Retype the passage of the Amgen Ventures profile starting at "I started my" and ending at "was at Merck.", word for word.

* **Selected excerpt**
*** Block opens ***

It’s no secret that South San Francisco has come to be known as a premier innovation hub for biotechnology. After all, this Northern California city contains some 200 biotech companies found within approximately 11.5 million square feet of office and lab space. As a result, getting tagged as a standout in this community is no small feat. And yet, in early June, Janis Naeve, executive director of Amgen Ventures, was recognized by the San Francisco Business Times as one of the Bay Area’s Most Influential Women in Business.
Amgen Ventures is Amgen’s corporate venture capital fund, dedicated to providing emerging biotechnology companies with resources to develop pioneering discoveries focused on human therapeutics. Naeve helped establish the fund in 2004 and it has since grown to more than six times its original size in partnership with her colleagues in R&D and Law.
We sat down with Naeve to learn more about her unique path to managing one of the most active internal venture funds in biotech.
Janis, how did your career path lead you to Amgen?
I started my career as a scientist at several biotech companies, progressing through different roles. After my PhD in Experimental Pathology at USC, and a postdoctoral fellowship in Neurobiology at Caltech, I continued as a scientist at SIBIA Neurosciences, a spinout from the Salk Institute in San Diego. After four years an interesting opportunity came up at Aurora Biosciences, where I was able to move “beyond the bench,” holding several different roles as a project manager, alliance manager and then into business development. After moving on to a business development role at X-Ceptor Therapeutics, I gained experience in venture capital which ultimately led me to Amgen—thanks to Philip Tagari (an Amgen VP in Therapeutic Discovery) who I met years ago when I was at Aurora Biosciences and Philip was at Merck.

*** Block closes ***

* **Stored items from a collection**
*** Block opens ***

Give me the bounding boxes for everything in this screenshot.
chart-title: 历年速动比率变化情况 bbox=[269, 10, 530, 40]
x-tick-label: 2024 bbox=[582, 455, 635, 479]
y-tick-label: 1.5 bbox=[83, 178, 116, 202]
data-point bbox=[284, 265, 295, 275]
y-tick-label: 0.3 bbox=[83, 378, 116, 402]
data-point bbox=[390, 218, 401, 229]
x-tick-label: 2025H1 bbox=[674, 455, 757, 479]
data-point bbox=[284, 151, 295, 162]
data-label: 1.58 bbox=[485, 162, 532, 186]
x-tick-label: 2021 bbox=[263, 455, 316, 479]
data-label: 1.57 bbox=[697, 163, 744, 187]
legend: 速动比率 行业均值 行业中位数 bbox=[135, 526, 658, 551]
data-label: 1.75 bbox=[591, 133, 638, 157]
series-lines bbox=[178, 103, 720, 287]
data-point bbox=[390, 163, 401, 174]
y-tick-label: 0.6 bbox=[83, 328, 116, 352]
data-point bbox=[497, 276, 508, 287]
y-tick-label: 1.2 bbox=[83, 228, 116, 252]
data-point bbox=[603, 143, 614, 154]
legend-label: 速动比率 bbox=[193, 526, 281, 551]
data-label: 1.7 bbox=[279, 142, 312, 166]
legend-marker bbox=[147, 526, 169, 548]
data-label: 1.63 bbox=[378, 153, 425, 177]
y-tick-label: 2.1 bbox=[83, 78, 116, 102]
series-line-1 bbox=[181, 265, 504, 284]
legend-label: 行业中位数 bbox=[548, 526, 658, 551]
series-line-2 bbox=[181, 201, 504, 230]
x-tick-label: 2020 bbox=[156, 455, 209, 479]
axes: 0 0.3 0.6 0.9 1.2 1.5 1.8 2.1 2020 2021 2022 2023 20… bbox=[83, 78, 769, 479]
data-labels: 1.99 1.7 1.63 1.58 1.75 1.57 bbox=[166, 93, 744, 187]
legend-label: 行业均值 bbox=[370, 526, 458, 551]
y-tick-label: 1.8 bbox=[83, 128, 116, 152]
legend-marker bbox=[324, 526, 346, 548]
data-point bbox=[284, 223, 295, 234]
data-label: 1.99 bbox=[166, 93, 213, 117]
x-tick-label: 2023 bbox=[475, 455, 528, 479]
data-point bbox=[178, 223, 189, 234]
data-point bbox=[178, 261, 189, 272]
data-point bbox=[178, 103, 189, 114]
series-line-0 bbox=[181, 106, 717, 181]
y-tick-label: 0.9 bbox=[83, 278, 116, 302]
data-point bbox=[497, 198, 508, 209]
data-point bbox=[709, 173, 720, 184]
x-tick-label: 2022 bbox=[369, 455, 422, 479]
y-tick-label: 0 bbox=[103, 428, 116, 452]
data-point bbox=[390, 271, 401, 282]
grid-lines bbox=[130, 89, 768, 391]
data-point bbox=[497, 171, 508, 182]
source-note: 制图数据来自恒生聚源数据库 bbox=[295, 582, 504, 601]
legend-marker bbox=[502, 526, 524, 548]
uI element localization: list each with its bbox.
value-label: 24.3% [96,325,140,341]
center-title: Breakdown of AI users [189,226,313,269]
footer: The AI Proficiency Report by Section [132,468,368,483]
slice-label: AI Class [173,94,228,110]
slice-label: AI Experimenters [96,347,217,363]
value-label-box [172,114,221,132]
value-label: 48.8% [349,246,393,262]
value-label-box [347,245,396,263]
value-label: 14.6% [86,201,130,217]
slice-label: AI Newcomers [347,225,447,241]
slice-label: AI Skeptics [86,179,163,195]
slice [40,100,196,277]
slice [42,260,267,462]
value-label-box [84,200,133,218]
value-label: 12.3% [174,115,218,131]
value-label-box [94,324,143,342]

*** Block closes ***

* **Result below**
I started my career as a scientist at several biotech companies, progressing through different roles. After my PhD in Experimental Pathology at USC, and a postdoctoral fellowship in Neurobiology at Caltech, I continued as a scientist at SIBIA Neurosciences, a spinout from the Salk Institute in San Diego. After four years an interesting opportunity came up at Aurora Biosciences, where I was able to move “beyond the bench,” holding several different roles as a project manager, alliance manager and then into business development. After moving on to a business development role at X-Ceptor Therapeutics, I gained experience in venture capital which ultimately led me to Amgen—thanks to Philip Tagari (an Amgen VP in Therapeutic Discovery) who I met years ago when I was at Aurora Biosciences and Philip was at Merck.